Print the data that follows exactly.

** Start **

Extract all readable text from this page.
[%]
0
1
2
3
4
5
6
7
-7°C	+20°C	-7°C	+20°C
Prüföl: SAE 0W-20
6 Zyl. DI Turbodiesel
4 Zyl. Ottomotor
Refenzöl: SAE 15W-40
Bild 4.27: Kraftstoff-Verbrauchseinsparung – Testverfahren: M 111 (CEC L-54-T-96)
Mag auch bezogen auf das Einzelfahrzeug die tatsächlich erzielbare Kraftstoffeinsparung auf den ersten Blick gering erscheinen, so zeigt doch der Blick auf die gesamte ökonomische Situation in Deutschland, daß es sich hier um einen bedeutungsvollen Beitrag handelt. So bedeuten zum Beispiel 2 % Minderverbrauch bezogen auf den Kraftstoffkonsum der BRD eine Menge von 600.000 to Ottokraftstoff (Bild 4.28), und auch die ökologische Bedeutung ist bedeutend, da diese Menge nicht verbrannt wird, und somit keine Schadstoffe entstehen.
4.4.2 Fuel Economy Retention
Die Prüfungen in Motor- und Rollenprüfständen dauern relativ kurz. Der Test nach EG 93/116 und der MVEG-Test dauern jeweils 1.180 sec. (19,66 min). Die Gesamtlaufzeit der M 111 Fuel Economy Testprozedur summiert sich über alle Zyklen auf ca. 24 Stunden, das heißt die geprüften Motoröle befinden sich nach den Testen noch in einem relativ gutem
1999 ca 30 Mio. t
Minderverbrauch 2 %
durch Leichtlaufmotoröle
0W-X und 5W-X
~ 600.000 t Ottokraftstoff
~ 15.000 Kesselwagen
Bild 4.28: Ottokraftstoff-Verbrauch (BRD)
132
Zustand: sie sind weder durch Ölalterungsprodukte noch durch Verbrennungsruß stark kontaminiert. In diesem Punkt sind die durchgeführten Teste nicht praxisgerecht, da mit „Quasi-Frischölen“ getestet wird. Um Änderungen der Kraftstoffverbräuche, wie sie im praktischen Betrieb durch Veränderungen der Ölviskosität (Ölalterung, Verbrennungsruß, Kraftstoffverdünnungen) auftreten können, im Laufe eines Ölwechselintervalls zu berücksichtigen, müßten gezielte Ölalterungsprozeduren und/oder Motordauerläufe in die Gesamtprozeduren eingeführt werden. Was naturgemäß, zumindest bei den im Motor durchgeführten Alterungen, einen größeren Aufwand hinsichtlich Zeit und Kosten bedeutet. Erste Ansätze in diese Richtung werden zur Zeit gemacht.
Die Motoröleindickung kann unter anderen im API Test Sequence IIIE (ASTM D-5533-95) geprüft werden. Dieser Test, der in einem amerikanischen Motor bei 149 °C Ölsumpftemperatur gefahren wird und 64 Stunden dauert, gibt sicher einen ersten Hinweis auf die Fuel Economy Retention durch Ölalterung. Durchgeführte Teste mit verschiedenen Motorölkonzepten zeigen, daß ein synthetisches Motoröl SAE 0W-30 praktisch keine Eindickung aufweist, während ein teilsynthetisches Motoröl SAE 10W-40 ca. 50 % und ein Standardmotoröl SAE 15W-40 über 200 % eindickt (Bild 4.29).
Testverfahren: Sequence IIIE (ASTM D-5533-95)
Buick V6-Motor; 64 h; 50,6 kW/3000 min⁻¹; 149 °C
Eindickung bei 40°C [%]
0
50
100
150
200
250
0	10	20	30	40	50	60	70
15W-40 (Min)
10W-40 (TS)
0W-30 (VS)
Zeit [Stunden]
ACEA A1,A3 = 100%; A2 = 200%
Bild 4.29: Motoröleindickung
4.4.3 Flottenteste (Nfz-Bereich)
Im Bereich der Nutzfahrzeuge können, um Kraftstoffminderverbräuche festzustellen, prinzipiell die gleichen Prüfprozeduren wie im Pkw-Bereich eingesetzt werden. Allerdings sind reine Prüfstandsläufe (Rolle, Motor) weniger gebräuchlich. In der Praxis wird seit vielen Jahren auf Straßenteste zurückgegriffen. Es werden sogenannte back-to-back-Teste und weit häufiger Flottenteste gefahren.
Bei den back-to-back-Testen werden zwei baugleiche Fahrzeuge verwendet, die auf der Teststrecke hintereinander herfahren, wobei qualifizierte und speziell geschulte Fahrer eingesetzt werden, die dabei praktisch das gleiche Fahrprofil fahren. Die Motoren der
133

** End **

**Result**
Extract all readable text from this page.
[%]
0
1
2
3
4
5
6
7
-7°C	+20°C	-7°C	+20°C
Prüföl: SAE 0W-20
6 Zyl. DI Turbodiesel
4 Zyl. Ottomotor
Refenzöl: SAE 15W-40
Bild 4.27: Kraftstoff-Verbrauchseinsparung – Testverfahren: M 111 (CEC L-54-T-96)
Mag auch bezogen auf das Einzelfahrzeug die tatsächlich erzielbare Kraftstoffeinsparung auf den ersten Blick gering erscheinen, so zeigt doch der Blick auf die gesamte ökonomische Situation in Deutschland, daß es sich hier um einen bedeutungsvollen Beitrag handelt. So bedeuten zum Beispiel 2 % Minderverbrauch bezogen auf den Kraftstoffkonsum der BRD eine Menge von 600.000 to Ottokraftstoff (Bild 4.28), und auch die ökologische Bedeutung ist bedeutend, da diese Menge nicht verbrannt wird, und somit keine Schadstoffe entstehen.
4.4.2 Fuel Economy Retention
Die Prüfungen in Motor- und Rollenprüfständen dauern relativ kurz. Der Test nach EG 93/116 und der MVEG-Test dauern jeweils 1.180 sec. (19,66 min). Die Gesamtlaufzeit der M 111 Fuel Economy Testprozedur summiert sich über alle Zyklen auf ca. 24 Stunden, das heißt die geprüften Motoröle befinden sich nach den Testen noch in einem relativ gutem
1999 ca 30 Mio. t
Minderverbrauch 2 %
durch Leichtlaufmotoröle
0W-X und 5W-X
~ 600.000 t Ottokraftstoff
~ 15.000 Kesselwagen
Bild 4.28: Ottokraftstoff-Verbrauch (BRD)
132
Zustand: sie sind weder durch Ölalterungsprodukte noch durch Verbrennungsruß stark kontaminiert. In diesem Punkt sind die durchgeführten Teste nicht praxisgerecht, da mit „Quasi-Frischölen“ getestet wird. Um Änderungen der Kraftstoffverbräuche, wie sie im praktischen Betrieb durch Veränderungen der Ölviskosität (Ölalterung, Verbrennungsruß, Kraftstoffverdünnungen) auftreten können, im Laufe eines Ölwechselintervalls zu berücksichtigen, müßten gezielte Ölalterungsprozeduren und/oder Motordauerläufe in die Gesamtprozeduren eingeführt werden. Was naturgemäß, zumindest bei den im Motor durchgeführten Alterungen, einen größeren Aufwand hinsichtlich Zeit und Kosten bedeutet. Erste Ansätze in diese Richtung werden zur Zeit gemacht.
Die Motoröleindickung kann unter anderen im API Test Sequence IIIE (ASTM D-5533-95) geprüft werden. Dieser Test, der in einem amerikanischen Motor bei 149 °C Ölsumpftemperatur gefahren wird und 64 Stunden dauert, gibt sicher einen ersten Hinweis auf die Fuel Economy Retention durch Ölalterung. Durchgeführte Teste mit verschiedenen Motorölkonzepten zeigen, daß ein synthetisches Motoröl SAE 0W-30 praktisch keine Eindickung aufweist, während ein teilsynthetisches Motoröl SAE 10W-40 ca. 50 % und ein Standardmotoröl SAE 15W-40 über 200 % eindickt (Bild 4.29).
Testverfahren: Sequence IIIE (ASTM D-5533-95)
Buick V6-Motor; 64 h; 50,6 kW/3000 min⁻¹; 149 °C
Eindickung bei 40°C [%]
0
50
100
150
200
250
0	10	20	30	40	50	60	70
15W-40 (Min)
10W-40 (TS)
0W-30 (VS)
Zeit [Stunden]
ACEA A1,A3 = 100%; A2 = 200%
Bild 4.29: Motoröleindickung
4.4.3 Flottenteste (Nfz-Bereich)
Im Bereich der Nutzfahrzeuge können, um Kraftstoffminderverbräuche festzustellen, prinzipiell die gleichen Prüfprozeduren wie im Pkw-Bereich eingesetzt werden. Allerdings sind reine Prüfstandsläufe (Rolle, Motor) weniger gebräuchlich. In der Praxis wird seit vielen Jahren auf Straßenteste zurückgegriffen. Es werden sogenannte back-to-back-Teste und weit häufiger Flottenteste gefahren.
Bei den back-to-back-Testen werden zwei baugleiche Fahrzeuge verwendet, die auf der Teststrecke hintereinander herfahren, wobei qualifizierte und speziell geschulte Fahrer eingesetzt werden, die dabei praktisch das gleiche Fahrprofil fahren. Die Motoren der
133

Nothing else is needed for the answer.